(Layout element entries)
= = = =

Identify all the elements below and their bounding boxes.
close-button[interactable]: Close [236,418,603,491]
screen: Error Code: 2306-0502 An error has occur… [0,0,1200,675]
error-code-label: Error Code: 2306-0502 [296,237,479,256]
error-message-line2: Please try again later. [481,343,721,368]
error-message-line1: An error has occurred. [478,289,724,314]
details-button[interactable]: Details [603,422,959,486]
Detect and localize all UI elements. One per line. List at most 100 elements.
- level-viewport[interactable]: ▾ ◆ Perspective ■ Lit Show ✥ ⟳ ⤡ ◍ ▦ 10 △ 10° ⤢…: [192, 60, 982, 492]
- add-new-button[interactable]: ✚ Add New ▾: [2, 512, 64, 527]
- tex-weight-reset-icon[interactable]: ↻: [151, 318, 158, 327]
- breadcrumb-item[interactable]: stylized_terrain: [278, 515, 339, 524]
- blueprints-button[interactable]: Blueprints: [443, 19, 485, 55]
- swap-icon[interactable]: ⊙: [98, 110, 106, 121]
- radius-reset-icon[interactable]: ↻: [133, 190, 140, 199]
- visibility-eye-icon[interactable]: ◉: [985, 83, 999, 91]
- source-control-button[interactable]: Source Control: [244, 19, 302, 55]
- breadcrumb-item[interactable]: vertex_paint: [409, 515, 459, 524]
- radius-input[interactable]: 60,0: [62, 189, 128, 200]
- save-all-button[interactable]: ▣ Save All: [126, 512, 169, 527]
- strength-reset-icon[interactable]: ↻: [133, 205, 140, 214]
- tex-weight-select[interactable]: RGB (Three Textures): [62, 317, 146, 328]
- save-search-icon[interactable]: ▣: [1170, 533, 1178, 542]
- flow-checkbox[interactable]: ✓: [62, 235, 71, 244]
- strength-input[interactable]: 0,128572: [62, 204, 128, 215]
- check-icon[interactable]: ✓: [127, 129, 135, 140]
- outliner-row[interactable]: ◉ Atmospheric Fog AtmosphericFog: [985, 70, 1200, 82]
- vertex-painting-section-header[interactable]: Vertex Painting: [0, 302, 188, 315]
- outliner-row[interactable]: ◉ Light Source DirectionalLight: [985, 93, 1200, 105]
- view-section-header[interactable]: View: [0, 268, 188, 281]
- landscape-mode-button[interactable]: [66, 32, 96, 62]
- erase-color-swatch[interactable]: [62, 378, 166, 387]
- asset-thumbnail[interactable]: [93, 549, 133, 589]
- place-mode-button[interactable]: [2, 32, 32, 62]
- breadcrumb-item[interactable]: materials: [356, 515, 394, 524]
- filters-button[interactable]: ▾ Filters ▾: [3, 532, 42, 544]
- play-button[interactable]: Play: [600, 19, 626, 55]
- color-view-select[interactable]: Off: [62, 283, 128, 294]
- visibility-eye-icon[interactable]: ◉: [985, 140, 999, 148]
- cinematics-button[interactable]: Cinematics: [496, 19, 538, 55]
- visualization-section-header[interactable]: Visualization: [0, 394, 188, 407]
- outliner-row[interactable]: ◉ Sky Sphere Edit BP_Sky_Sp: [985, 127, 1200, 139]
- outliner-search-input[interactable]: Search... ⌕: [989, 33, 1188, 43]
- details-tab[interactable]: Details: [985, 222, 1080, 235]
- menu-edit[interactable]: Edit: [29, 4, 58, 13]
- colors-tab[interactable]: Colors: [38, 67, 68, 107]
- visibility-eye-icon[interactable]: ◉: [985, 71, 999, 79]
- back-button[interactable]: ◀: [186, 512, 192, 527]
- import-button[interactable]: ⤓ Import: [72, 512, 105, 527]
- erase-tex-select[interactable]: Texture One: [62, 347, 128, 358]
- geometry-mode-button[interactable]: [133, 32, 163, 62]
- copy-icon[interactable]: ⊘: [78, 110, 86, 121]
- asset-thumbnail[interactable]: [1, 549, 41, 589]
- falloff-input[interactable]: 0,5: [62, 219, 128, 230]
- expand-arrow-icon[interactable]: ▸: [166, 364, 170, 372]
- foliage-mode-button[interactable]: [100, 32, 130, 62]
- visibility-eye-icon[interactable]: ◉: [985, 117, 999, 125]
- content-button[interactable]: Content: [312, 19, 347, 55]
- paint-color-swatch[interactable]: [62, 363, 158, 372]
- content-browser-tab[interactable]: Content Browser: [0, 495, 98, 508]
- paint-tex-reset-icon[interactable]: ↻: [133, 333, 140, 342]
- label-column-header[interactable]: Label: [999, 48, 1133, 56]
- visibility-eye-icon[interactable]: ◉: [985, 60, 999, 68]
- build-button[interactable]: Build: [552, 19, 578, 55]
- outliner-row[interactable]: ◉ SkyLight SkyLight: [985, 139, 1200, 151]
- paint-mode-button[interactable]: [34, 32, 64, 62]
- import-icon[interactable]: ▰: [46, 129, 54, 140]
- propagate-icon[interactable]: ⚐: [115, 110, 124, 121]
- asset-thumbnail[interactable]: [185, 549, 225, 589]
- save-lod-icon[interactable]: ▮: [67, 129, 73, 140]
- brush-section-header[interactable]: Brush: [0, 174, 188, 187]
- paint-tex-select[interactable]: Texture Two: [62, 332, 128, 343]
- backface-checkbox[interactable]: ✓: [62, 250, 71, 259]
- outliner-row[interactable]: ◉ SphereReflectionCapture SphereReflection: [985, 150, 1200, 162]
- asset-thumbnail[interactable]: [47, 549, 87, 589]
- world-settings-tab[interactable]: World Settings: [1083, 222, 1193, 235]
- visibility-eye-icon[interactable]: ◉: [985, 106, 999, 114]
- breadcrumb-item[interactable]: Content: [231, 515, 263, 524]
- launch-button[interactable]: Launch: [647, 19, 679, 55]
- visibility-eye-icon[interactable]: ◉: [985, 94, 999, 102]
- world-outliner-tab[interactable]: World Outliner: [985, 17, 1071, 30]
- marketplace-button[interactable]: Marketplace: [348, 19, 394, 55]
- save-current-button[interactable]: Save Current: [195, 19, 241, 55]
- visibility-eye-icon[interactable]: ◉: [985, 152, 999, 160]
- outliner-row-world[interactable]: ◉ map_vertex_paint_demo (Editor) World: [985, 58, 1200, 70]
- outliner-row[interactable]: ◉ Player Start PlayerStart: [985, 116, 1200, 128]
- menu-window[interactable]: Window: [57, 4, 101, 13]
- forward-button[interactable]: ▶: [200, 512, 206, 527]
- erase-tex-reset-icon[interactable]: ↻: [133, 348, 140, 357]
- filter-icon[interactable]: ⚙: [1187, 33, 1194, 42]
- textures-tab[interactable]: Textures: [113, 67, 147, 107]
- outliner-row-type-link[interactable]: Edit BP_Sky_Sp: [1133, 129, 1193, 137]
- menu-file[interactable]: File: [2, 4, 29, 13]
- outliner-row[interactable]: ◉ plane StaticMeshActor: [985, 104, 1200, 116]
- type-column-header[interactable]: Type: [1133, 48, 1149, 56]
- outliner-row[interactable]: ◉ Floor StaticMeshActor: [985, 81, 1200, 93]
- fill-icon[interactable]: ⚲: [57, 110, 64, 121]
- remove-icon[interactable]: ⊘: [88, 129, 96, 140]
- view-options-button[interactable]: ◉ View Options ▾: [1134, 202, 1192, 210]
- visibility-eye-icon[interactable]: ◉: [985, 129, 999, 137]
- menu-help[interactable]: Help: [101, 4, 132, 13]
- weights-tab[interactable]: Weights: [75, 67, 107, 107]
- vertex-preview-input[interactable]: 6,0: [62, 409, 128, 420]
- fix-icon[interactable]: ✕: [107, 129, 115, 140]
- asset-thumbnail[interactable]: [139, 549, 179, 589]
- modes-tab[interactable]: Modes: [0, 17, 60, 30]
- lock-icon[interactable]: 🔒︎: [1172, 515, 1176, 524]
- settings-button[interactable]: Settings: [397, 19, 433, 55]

= = = =

◆ To be done
Rewrite the material above, renaming every "visibility-eye-icon" to "visibility-toggle-icon" and keeping all other text unchanged.

◆ Expected answer
Identify all the elements below and their bounding boxes.
close-button[interactable]: Close [236,418,603,491]
screen: Error Code: 2306-0502 An error has occur… [0,0,1200,675]
error-code-label: Error Code: 2306-0502 [296,237,479,256]
error-message-line2: Please try again later. [481,343,721,368]
error-message-line1: An error has occurred. [478,289,724,314]
details-button[interactable]: Details [603,422,959,486]
Detect and localize all UI elements. One per line. List at most 100 elements.
- level-viewport[interactable]: ▾ ◆ Perspective ■ Lit Show ✥ ⟳ ⤡ ◍ ▦ 10 △ 10° ⤢…: [192, 60, 982, 492]
- add-new-button[interactable]: ✚ Add New ▾: [2, 512, 64, 527]
- tex-weight-reset-icon[interactable]: ↻: [151, 318, 158, 327]
- breadcrumb-item[interactable]: stylized_terrain: [278, 515, 339, 524]
- blueprints-button[interactable]: Blueprints: [443, 19, 485, 55]
- swap-icon[interactable]: ⊙: [98, 110, 106, 121]
- radius-reset-icon[interactable]: ↻: [133, 190, 140, 199]
- visibility-toggle-icon[interactable]: ◉: [985, 83, 999, 91]
- source-control-button[interactable]: Source Control: [244, 19, 302, 55]
- breadcrumb-item[interactable]: vertex_paint: [409, 515, 459, 524]
- radius-input[interactable]: 60,0: [62, 189, 128, 200]
- save-all-button[interactable]: ▣ Save All: [126, 512, 169, 527]
- strength-reset-icon[interactable]: ↻: [133, 205, 140, 214]
- tex-weight-select[interactable]: RGB (Three Textures): [62, 317, 146, 328]
- save-search-icon[interactable]: ▣: [1170, 533, 1178, 542]
- flow-checkbox[interactable]: ✓: [62, 235, 71, 244]
- strength-input[interactable]: 0,128572: [62, 204, 128, 215]
- check-icon[interactable]: ✓: [127, 129, 135, 140]
- outliner-row[interactable]: ◉ Atmospheric Fog AtmosphericFog: [985, 70, 1200, 82]
- vertex-painting-section-header[interactable]: Vertex Painting: [0, 302, 188, 315]
- outliner-row[interactable]: ◉ Light Source DirectionalLight: [985, 93, 1200, 105]
- view-section-header[interactable]: View: [0, 268, 188, 281]
- landscape-mode-button[interactable]: [66, 32, 96, 62]
- erase-color-swatch[interactable]: [62, 378, 166, 387]
- asset-thumbnail[interactable]: [93, 549, 133, 589]
- place-mode-button[interactable]: [2, 32, 32, 62]
- breadcrumb-item[interactable]: materials: [356, 515, 394, 524]
- filters-button[interactable]: ▾ Filters ▾: [3, 532, 42, 544]
- play-button[interactable]: Play: [600, 19, 626, 55]
- color-view-select[interactable]: Off: [62, 283, 128, 294]
- visibility-toggle-icon[interactable]: ◉: [985, 140, 999, 148]
- cinematics-button[interactable]: Cinematics: [496, 19, 538, 55]
- visualization-section-header[interactable]: Visualization: [0, 394, 188, 407]
- outliner-row[interactable]: ◉ Sky Sphere Edit BP_Sky_Sp: [985, 127, 1200, 139]
- outliner-search-input[interactable]: Search... ⌕: [989, 33, 1188, 43]
- details-tab[interactable]: Details: [985, 222, 1080, 235]
- menu-edit[interactable]: Edit: [29, 4, 58, 13]
- colors-tab[interactable]: Colors: [38, 67, 68, 107]
- visibility-toggle-icon[interactable]: ◉: [985, 71, 999, 79]
- back-button[interactable]: ◀: [186, 512, 192, 527]
- import-button[interactable]: ⤓ Import: [72, 512, 105, 527]
- erase-tex-select[interactable]: Texture One: [62, 347, 128, 358]
- geometry-mode-button[interactable]: [133, 32, 163, 62]
- copy-icon[interactable]: ⊘: [78, 110, 86, 121]
- asset-thumbnail[interactable]: [1, 549, 41, 589]
- falloff-input[interactable]: 0,5: [62, 219, 128, 230]
- expand-arrow-icon[interactable]: ▸: [166, 364, 170, 372]
- foliage-mode-button[interactable]: [100, 32, 130, 62]
- visibility-toggle-icon[interactable]: ◉: [985, 117, 999, 125]
- content-button[interactable]: Content: [312, 19, 347, 55]
- paint-color-swatch[interactable]: [62, 363, 158, 372]
- content-browser-tab[interactable]: Content Browser: [0, 495, 98, 508]
- paint-tex-reset-icon[interactable]: ↻: [133, 333, 140, 342]
- label-column-header[interactable]: Label: [999, 48, 1133, 56]
- visibility-toggle-icon[interactable]: ◉: [985, 60, 999, 68]
- build-button[interactable]: Build: [552, 19, 578, 55]
- outliner-row[interactable]: ◉ SkyLight SkyLight: [985, 139, 1200, 151]
- paint-mode-button[interactable]: [34, 32, 64, 62]
- import-icon[interactable]: ▰: [46, 129, 54, 140]
- propagate-icon[interactable]: ⚐: [115, 110, 124, 121]
- asset-thumbnail[interactable]: [185, 549, 225, 589]
- save-lod-icon[interactable]: ▮: [67, 129, 73, 140]
- brush-section-header[interactable]: Brush: [0, 174, 188, 187]
- paint-tex-select[interactable]: Texture Two: [62, 332, 128, 343]
- backface-checkbox[interactable]: ✓: [62, 250, 71, 259]
- outliner-row[interactable]: ◉ SphereReflectionCapture SphereReflection: [985, 150, 1200, 162]
- asset-thumbnail[interactable]: [47, 549, 87, 589]
- world-settings-tab[interactable]: World Settings: [1083, 222, 1193, 235]
- visibility-toggle-icon[interactable]: ◉: [985, 106, 999, 114]
- breadcrumb-item[interactable]: Content: [231, 515, 263, 524]
- launch-button[interactable]: Launch: [647, 19, 679, 55]
- visibility-toggle-icon[interactable]: ◉: [985, 94, 999, 102]
- world-outliner-tab[interactable]: World Outliner: [985, 17, 1071, 30]
- marketplace-button[interactable]: Marketplace: [348, 19, 394, 55]
- save-current-button[interactable]: Save Current: [195, 19, 241, 55]
- visibility-toggle-icon[interactable]: ◉: [985, 152, 999, 160]
- outliner-row-world[interactable]: ◉ map_vertex_paint_demo (Editor) World: [985, 58, 1200, 70]
- outliner-row[interactable]: ◉ Player Start PlayerStart: [985, 116, 1200, 128]
- menu-window[interactable]: Window: [57, 4, 101, 13]
- forward-button[interactable]: ▶: [200, 512, 206, 527]
- erase-tex-reset-icon[interactable]: ↻: [133, 348, 140, 357]
- filter-icon[interactable]: ⚙: [1187, 33, 1194, 42]
- textures-tab[interactable]: Textures: [113, 67, 147, 107]
- outliner-row-type-link[interactable]: Edit BP_Sky_Sp: [1133, 129, 1193, 137]
- menu-file[interactable]: File: [2, 4, 29, 13]
- outliner-row[interactable]: ◉ plane StaticMeshActor: [985, 104, 1200, 116]
- type-column-header[interactable]: Type: [1133, 48, 1149, 56]
- outliner-row[interactable]: ◉ Floor StaticMeshActor: [985, 81, 1200, 93]
- fill-icon[interactable]: ⚲: [57, 110, 64, 121]
- remove-icon[interactable]: ⊘: [88, 129, 96, 140]
- view-options-button[interactable]: ◉ View Options ▾: [1134, 202, 1192, 210]
- visibility-toggle-icon[interactable]: ◉: [985, 129, 999, 137]
- menu-help[interactable]: Help: [101, 4, 132, 13]
- weights-tab[interactable]: Weights: [75, 67, 107, 107]
- vertex-preview-input[interactable]: 6,0: [62, 409, 128, 420]
- fix-icon[interactable]: ✕: [107, 129, 115, 140]
- asset-thumbnail[interactable]: [139, 549, 179, 589]
- modes-tab[interactable]: Modes: [0, 17, 60, 30]
- lock-icon[interactable]: 🔒︎: [1172, 515, 1176, 524]
- settings-button[interactable]: Settings: [397, 19, 433, 55]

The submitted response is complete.